What is being asked |
Transcribe all of the material exactly. Any picture in it should be left out.
[START OF Data to process]
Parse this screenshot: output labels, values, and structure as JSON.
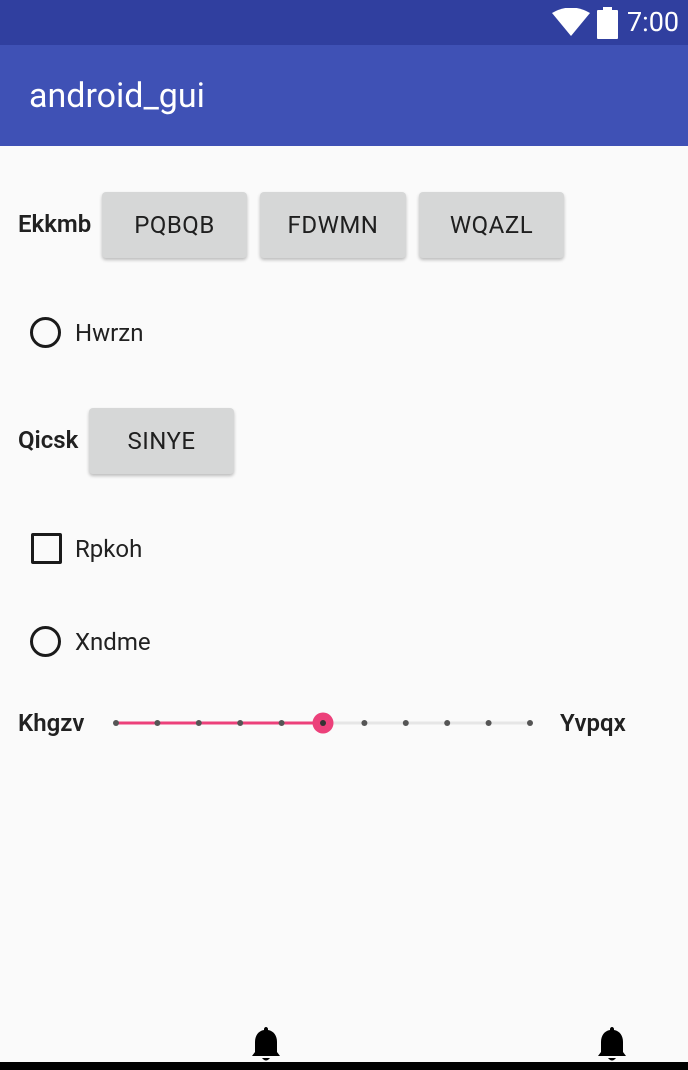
{
  "status_bar": {
    "time": "7:00",
    "wifi_icon": "wifi-icon",
    "battery_icon": "battery-icon"
  },
  "app_bar": {
    "title": "android_gui"
  },
  "row1": {
    "label": "Ekkmb",
    "buttons": [
      "PQBQB",
      "FDWMN",
      "WQAZL"
    ]
  },
  "radio1": {
    "label": "Hwrzn",
    "checked": false
  },
  "row2": {
    "label": "Qicsk",
    "button": "SINYE"
  },
  "checkbox1": {
    "label": "Rpkoh",
    "checked": false
  },
  "radio2": {
    "label": "Xndme",
    "checked": false
  },
  "seekbar": {
    "start_label": "Khgzv",
    "end_label": "Yvpqx",
    "min": 0,
    "max": 10,
    "value": 5,
    "accent_color": "#ec407a"
  },
  "bottom": {
    "icons": [
      "bell-icon",
      "bell-icon"
    ]
  }
}
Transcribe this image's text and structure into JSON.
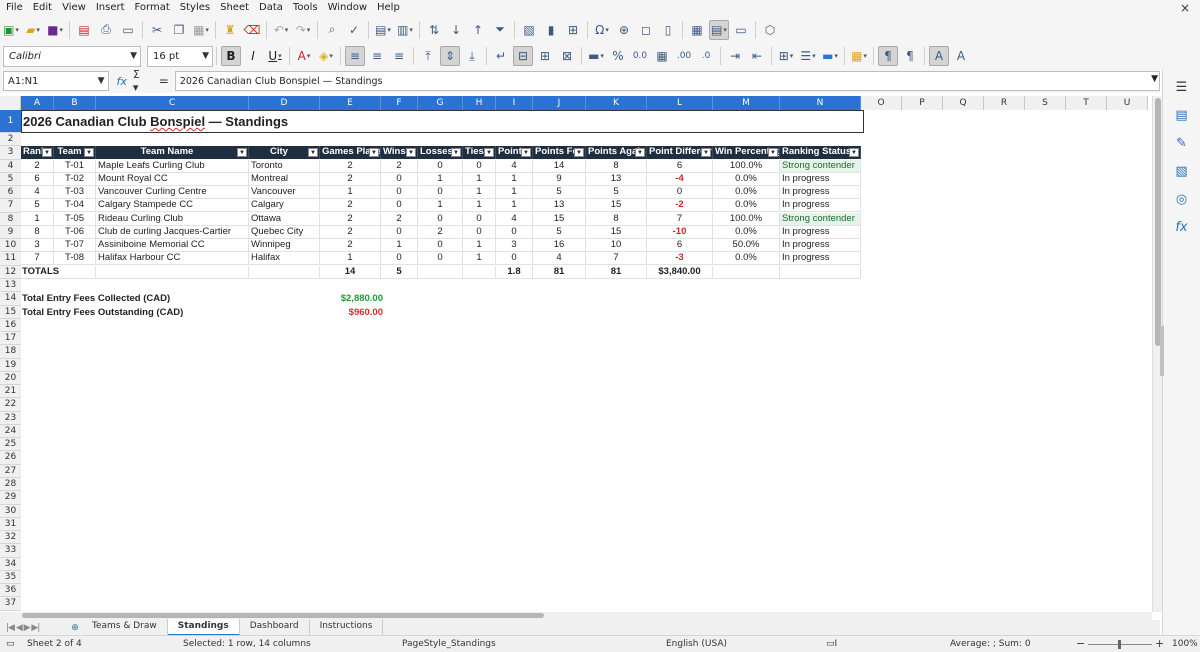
[END OF Data to process]
Response to this exercise |
Parse this screenshot: output labels, values, and structure as JSON.
{
  "status_bar": {
    "time": "7:00",
    "wifi_icon": "wifi-icon",
    "battery_icon": "battery-icon"
  },
  "app_bar": {
    "title": "android_gui"
  },
  "row1": {
    "label": "Ekkmb",
    "buttons": [
      "PQBQB",
      "FDWMN",
      "WQAZL"
    ]
  },
  "radio1": {
    "label": "Hwrzn",
    "checked": false
  },
  "row2": {
    "label": "Qicsk",
    "button": "SINYE"
  },
  "checkbox1": {
    "label": "Rpkoh",
    "checked": false
  },
  "radio2": {
    "label": "Xndme",
    "checked": false
  },
  "seekbar": {
    "start_label": "Khgzv",
    "end_label": "Yvpqx",
    "min": 0,
    "max": 10,
    "value": 5,
    "accent_color": "#ec407a"
  },
  "bottom": {
    "icons": [
      "bell-icon",
      "bell-icon"
    ]
  }
}
Transcribe this image's text and structure into JSON.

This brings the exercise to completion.